>>>>
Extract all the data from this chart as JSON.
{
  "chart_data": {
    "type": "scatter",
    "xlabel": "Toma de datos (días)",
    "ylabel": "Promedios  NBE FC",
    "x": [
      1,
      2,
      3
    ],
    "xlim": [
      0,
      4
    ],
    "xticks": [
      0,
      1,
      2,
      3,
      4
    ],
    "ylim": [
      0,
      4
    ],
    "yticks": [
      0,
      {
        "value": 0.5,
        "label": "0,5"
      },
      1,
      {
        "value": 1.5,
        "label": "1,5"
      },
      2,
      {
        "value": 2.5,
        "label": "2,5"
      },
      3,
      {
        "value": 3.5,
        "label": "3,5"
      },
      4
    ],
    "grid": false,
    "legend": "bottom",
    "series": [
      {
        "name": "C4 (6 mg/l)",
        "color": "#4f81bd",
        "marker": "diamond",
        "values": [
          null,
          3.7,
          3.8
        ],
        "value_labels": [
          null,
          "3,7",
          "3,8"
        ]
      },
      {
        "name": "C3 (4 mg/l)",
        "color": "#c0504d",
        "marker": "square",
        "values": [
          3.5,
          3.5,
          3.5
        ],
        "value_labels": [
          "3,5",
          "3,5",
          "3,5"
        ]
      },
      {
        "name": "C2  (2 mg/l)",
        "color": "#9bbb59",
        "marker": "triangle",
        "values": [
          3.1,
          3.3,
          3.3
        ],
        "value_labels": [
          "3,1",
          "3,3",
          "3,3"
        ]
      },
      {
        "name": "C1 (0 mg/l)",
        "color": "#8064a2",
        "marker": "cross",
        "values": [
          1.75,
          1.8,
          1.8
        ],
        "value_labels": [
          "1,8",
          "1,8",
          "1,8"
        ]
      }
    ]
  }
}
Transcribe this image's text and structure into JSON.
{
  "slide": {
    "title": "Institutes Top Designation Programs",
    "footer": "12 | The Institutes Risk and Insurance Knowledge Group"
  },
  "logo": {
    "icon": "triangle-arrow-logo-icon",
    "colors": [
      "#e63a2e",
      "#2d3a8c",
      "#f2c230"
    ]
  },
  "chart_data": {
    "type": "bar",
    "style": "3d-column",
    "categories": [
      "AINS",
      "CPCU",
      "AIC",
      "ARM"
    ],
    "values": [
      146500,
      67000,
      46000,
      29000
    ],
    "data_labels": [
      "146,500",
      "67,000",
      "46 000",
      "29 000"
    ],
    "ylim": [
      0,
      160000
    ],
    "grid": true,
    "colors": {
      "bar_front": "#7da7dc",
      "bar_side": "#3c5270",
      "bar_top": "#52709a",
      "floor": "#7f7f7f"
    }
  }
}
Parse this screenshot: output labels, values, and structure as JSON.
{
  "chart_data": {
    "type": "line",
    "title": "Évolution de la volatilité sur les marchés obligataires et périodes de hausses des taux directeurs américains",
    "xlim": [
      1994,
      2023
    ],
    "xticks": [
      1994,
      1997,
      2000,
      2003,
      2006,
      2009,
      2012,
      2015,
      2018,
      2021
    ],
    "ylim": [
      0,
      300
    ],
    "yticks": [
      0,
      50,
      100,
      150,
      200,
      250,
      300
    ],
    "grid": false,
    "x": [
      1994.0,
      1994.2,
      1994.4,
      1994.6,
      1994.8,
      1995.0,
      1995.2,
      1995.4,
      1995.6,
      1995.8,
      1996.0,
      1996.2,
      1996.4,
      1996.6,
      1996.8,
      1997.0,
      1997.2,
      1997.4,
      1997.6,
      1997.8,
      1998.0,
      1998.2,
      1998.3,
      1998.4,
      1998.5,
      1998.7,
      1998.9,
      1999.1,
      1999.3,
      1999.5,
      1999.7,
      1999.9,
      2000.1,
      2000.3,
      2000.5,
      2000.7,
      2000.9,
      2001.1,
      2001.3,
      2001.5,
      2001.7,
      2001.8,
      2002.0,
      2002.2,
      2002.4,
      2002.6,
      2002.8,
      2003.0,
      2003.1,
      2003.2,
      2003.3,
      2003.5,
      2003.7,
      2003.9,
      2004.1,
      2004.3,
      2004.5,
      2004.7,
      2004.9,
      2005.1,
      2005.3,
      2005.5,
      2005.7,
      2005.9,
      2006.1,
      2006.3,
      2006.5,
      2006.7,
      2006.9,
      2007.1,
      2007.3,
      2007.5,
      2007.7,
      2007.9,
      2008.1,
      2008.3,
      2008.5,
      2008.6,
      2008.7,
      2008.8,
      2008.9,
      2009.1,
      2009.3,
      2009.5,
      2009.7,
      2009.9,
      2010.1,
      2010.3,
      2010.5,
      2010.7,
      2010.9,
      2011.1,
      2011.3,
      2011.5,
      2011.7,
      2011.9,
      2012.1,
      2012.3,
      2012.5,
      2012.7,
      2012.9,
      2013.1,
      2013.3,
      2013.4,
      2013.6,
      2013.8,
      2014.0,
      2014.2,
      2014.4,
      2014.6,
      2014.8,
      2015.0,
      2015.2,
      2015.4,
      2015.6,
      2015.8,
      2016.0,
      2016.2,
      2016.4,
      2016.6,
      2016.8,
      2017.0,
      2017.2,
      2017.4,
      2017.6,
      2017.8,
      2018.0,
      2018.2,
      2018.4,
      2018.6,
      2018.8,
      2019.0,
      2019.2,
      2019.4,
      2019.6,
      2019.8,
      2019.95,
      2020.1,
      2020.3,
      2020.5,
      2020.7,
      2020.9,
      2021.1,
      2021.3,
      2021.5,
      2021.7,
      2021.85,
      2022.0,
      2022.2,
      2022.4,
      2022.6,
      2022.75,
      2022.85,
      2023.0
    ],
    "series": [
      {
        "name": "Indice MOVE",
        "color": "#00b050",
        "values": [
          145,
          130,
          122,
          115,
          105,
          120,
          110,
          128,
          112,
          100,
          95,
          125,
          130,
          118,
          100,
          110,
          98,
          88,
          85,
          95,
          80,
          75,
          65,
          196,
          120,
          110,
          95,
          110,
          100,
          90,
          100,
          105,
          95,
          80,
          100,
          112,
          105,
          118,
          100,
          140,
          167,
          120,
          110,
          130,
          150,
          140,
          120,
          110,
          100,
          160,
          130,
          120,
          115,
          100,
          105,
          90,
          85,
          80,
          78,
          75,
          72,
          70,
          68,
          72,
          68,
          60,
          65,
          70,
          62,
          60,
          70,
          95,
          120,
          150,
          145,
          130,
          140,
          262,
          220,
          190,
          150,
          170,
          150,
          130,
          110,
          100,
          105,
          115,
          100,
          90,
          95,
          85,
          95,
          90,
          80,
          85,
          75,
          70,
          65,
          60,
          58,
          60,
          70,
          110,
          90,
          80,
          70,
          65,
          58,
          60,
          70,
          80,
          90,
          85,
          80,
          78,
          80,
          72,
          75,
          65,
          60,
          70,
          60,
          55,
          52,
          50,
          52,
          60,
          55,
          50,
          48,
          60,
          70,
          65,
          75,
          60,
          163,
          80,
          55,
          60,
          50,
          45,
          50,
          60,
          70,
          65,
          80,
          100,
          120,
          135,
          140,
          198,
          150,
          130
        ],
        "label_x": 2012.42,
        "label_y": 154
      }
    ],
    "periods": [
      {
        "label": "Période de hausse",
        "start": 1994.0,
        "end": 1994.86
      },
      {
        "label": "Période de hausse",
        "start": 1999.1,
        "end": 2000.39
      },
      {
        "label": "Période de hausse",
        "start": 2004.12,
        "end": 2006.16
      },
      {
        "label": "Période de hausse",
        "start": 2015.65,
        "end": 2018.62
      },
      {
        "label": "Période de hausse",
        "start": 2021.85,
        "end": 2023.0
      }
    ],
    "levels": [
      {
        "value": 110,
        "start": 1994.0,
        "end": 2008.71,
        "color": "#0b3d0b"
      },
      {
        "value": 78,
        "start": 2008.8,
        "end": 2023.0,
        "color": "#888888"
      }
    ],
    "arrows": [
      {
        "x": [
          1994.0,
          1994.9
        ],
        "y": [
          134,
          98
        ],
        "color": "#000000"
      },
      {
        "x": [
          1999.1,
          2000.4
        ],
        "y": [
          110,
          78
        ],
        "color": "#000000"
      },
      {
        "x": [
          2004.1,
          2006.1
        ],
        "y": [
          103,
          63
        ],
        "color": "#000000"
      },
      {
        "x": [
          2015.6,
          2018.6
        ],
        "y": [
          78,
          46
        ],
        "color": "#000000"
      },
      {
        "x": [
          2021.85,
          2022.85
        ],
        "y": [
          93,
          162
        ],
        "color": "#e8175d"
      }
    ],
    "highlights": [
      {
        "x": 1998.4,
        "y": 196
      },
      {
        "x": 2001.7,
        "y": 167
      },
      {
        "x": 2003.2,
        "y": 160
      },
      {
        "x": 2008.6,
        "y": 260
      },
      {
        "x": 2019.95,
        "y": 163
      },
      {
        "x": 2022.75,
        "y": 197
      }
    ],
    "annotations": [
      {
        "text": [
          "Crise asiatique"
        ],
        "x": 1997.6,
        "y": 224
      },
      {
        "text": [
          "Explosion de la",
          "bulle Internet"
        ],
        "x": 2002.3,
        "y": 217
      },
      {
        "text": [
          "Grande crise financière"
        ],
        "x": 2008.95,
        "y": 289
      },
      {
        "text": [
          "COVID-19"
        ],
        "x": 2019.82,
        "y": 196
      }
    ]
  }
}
<<<<
> _Aim_: From the listing above, return each line with the word "this".

> _Result below_:
Extract all the data from this chart as JSON.
Transcribe this image's text and structure into JSON.
Parse this screenshot: output labels, values, and structure as JSON.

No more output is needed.